▸ **Your instructions**
Can you find the lines of the listing that include "三个代表" and copy every one?

-- Begin --

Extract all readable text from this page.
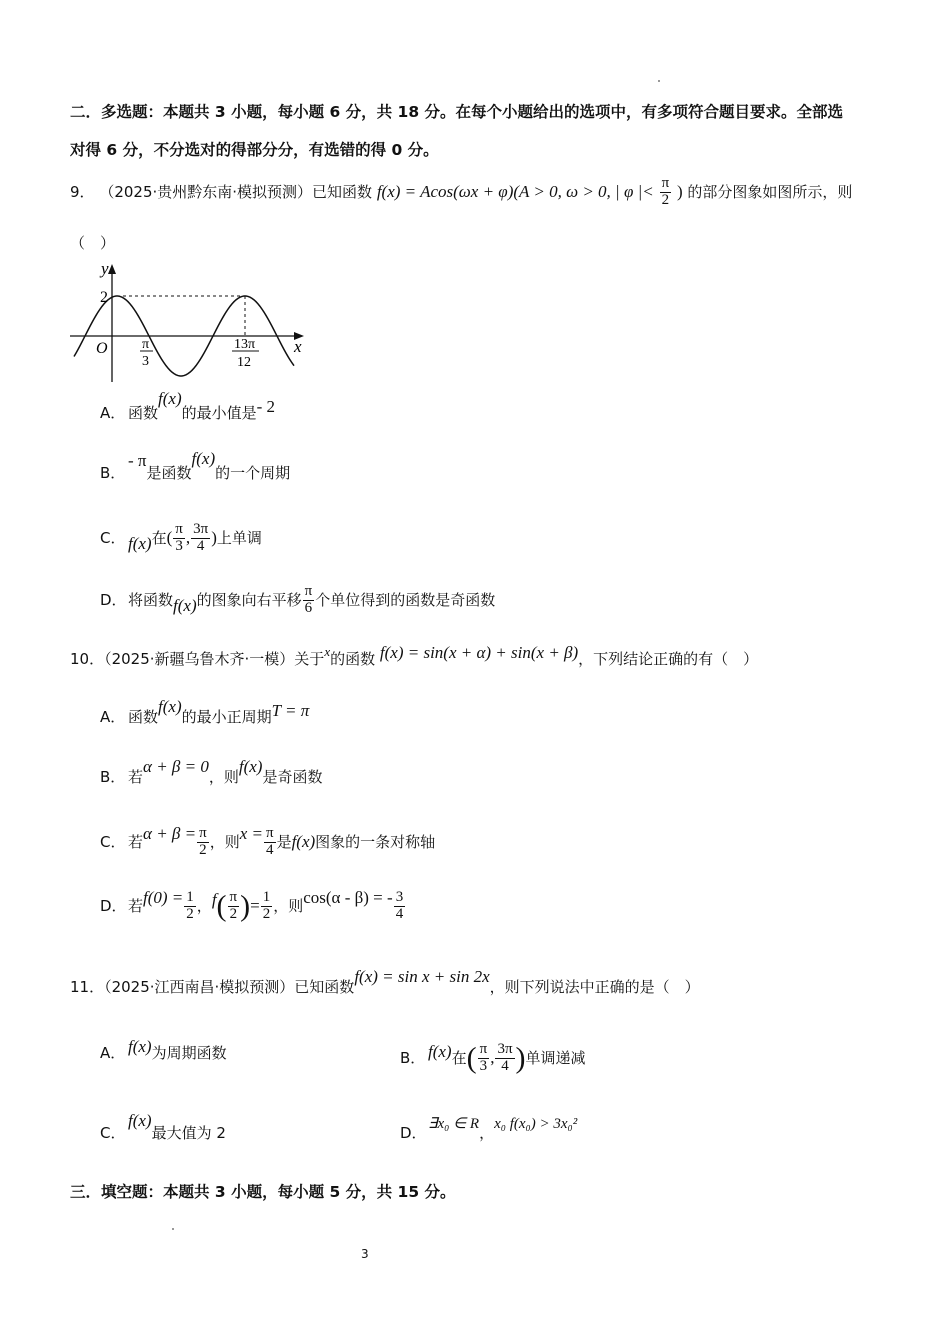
二．多选题：本题共 3 小题，每小题 6 分，共 18 分。在每个小题给出的选项中，有多项符合题目要求。全部选
对得 6 分，不分选对的得部分分，有选错的得 0 分。
9． （2025·贵州黔东南·模拟预测）已知函数 f(x) = Acos(ωx + φ)(A > 0, ω > 0, | φ |< $\frac{\pi}{2}$ ) 的部分图象如图所示，则
（　）
y
x
O
2
π
3
13π
12
A． 函数f(x)的最小值是- 2
B．- π是函数f(x)的一个周期
C． f(x)在( $\frac{\pi}{3}$ , $\frac{3\pi}{4}$ )上单调
D．将函数f(x)的图象向右平移 $\frac{\pi}{6}$ 个单位得到的函数是奇函数
10．（2025·新疆乌鲁木齐·一模）关于x的函数 f(x) = sin(x + α) + sin(x + β)，下列结论正确的有（　）
A． 函数f(x)的最小正周期T = π
B． 若α + β = 0，则f(x)是奇函数
C． 若$\alpha + \beta = \frac{\pi}{2}$ ，则$x = \frac{\pi}{4}$ 是f(x)图象的一条对称轴
D．若$f(0) = \frac{1}{2}$ ，$f( \frac{\pi}{2}$ )= $\frac{1}{2}$ ，则cos(α - β) = - $\frac{3}{4}$
11．（2025·江西南昌·模拟预测）已知函数f(x) = sin x + sin 2x，则下列说法中正确的是（　）
A． f(x)为周期函数	B． f(x)在( $\frac{\pi}{3}$ , $\frac{3\pi}{4}$ )单调递减
C．f(x)最大值为 2	D．∃x₀ ∈ R，x₀ f(x₀) > 3x₀²
三．填空题：本题共 3 小题，每小题 5 分，共 15 分。
3
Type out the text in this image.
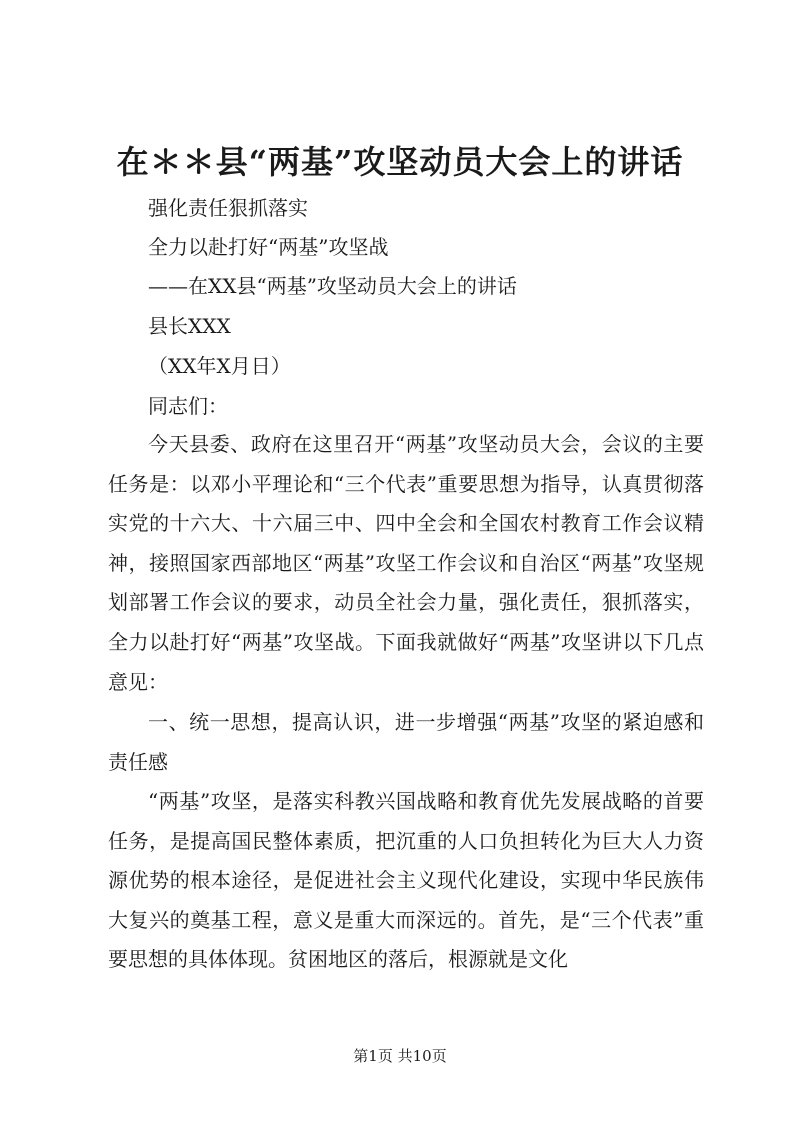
在＊＊县“两基”攻坚动员大会上的讲话
强化责任狠抓落实
全力以赴打好“两基”攻坚战
——在XX县“两基”攻坚动员大会上的讲话
县长XXX
（XX年X月日）
同志们：

今天县委、政府在这里召开“两基”攻坚动员大会，会议的主要任务是：以邓小平理论和“三个代表”重要思想为指导，认真贯彻落实党的十六大、十六届三中、四中全会和全国农村教育工作会议精神，接照国家西部地区“两基”攻坚工作会议和自治区“两基”攻坚规划部署工作会议的要求，动员全社会力量，强化责任，狠抓落实，全力以赴打好“两基”攻坚战。下面我就做好“两基”攻坚讲以下几点意见：

一、统一思想，提高认识，进一步增强“两基”攻坚的紧迫感和责任感

“两基”攻坚，是落实科教兴国战略和教育优先发展战略的首要任务，是提高国民整体素质，把沉重的人口负担转化为巨大人力资源优势的根本途径，是促进社会主义现代化建设，实现中华民族伟大复兴的奠基工程，意义是重大而深远的。首先，是“三个代表”重要思想的具体体现。贫困地区的落后，根源就是文化

第1页 共10页
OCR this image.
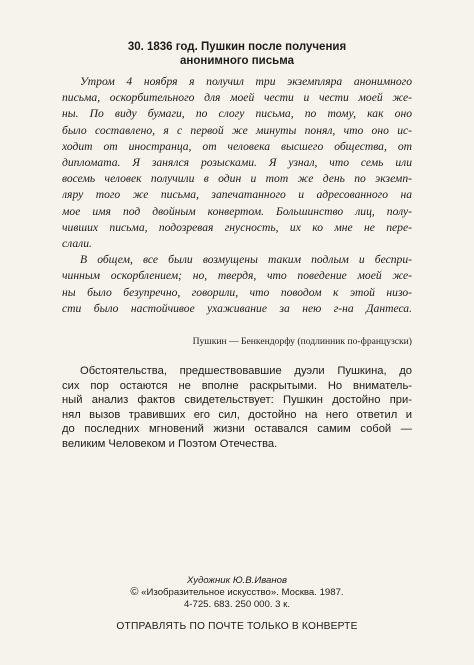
30. 1836 год. Пушкин после получения
анонимного письма
Утром 4 ноября я получил три экземпляра анонимного
письма, оскорбительного для моей чести и чести моей же-
ны. По виду бумаги, по слогу письма, по тому, как оно
было составлено, я с первой же минуты понял, что оно ис-
ходит от иностранца, от человека высшего общества, от
дипломата. Я занялся розысками. Я узнал, что семь или
восемь человек получили в один и тот же день по экземп-
ляру того же письма, запечатанного и адресованного на
мое имя под двойным конвертом. Большинство лиц, полу-
чивших письма, подозревая гнусность, их ко мне не пере-
слали.
В общем, все были возмущены таким подлым и беспри-
чинным оскорблением; но, твердя, что поведение моей же-
ны было безупречно, говорили, что поводом к этой низо-
сти было настойчивое ухаживание за нею г-на Дантеса.
Пушкин — Бенкендорфу (подлинник по-французски)
Обстоятельства, предшествовавшие дуэли Пушкина, до
сих пор остаются не вполне раскрытыми. Но вниматель-
ный анализ фактов свидетельствует: Пушкин достойно при-
нял вызов травивших его сил, достойно на него ответил и
до последних мгновений жизни оставался самим собой —
великим Человеком и Поэтом Отечества.
Художник Ю.В.Иванов
© «Изобразительное искусство». Москва. 1987.
4-725. 683. 250 000. 3 к.
ОТПРАВЛЯТЬ ПО ПОЧТЕ ТОЛЬКО В КОНВЕРТЕ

-- End --

▸ **Solution**
今天县委、政府在这里召开“两基”攻坚动员大会，会议的主要任务是：以邓小平理论和“三个代表”重要思想为指导，认真贯彻落实党的十六大、十六届三中、四中全会和全国农村教育工作会议精神，接照国家西部地区“两基”攻坚工作会议和自治区“两基”攻坚规划部署工作会议的要求，动员全社会力量，强化责任，狠抓落实，全力以赴打好“两基”攻坚战。下面我就做好“两基”攻坚讲以下几点意见：
“两基”攻坚，是落实科教兴国战略和教育优先发展战略的首要任务，是提高国民整体素质，把沉重的人口负担转化为巨大人力资源优势的根本途径，是促进社会主义现代化建设，实现中华民族伟大复兴的奠基工程，意义是重大而深远的。首先，是“三个代表”重要思想的具体体现。贫困地区的落后，根源就是文化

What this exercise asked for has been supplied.